● **Task details**:
Each line that holds the word "Calculate" is to be identified and copied.
--- Start Dataset entries ---
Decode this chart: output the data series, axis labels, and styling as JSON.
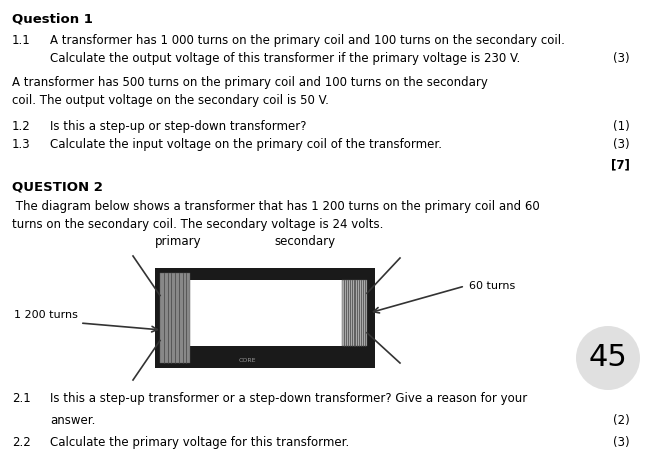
{
  "bg_color": "#ffffff",
  "text_color": "#000000",
  "title1": "Question 1",
  "q1_1_num": "1.1",
  "q1_1_text": "A transformer has 1 000 turns on the primary coil and 100 turns on the secondary coil.",
  "q1_1_text2": "Calculate the output voltage of this transformer if the primary voltage is 230 V.",
  "q1_1_marks": "(3)",
  "q1_context_line1": "A transformer has 500 turns on the primary coil and 100 turns on the secondary",
  "q1_context_line2": "coil. The output voltage on the secondary coil is 50 V.",
  "q1_2_num": "1.2",
  "q1_2_text": "Is this a step-up or step-down transformer?",
  "q1_2_marks": "(1)",
  "q1_3_num": "1.3",
  "q1_3_text": "Calculate the input voltage on the primary coil of the transformer.",
  "q1_3_marks": "(3)",
  "q1_total": "[7]",
  "title2": "QUESTION 2",
  "q2_context_line1": " The diagram below shows a transformer that has 1 200 turns on the primary coil and 60",
  "q2_context_line2": "turns on the secondary coil. The secondary voltage is 24 volts.",
  "q2_1_num": "2.1",
  "q2_1_text": "Is this a step-up transformer or a step-down transformer? Give a reason for your",
  "q2_1_text2": "answer.",
  "q2_1_marks": "(2)",
  "q2_2_num": "2.2",
  "q2_2_text": "Calculate the primary voltage for this transformer.",
  "q2_2_marks": "(3)",
  "page_number": "45",
  "core_color": "#1a1a1a",
  "inner_color": "#ffffff",
  "coil_color_primary": "#888888",
  "coil_color_secondary": "#aaaaaa",
  "core_label_color": "#999999",
  "wire_color": "#333333",
  "circle_color": "#e0e0e0"
}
--- End Dataset entries ---
● **Answer to the exercise**:
  "q1_1_text2": "Calculate the output voltage of this transformer if the primary voltage is 230 V.",
  "q1_3_text": "Calculate the input voltage on the primary coil of the transformer.",
  "q2_2_text": "Calculate the primary voltage for this transformer.",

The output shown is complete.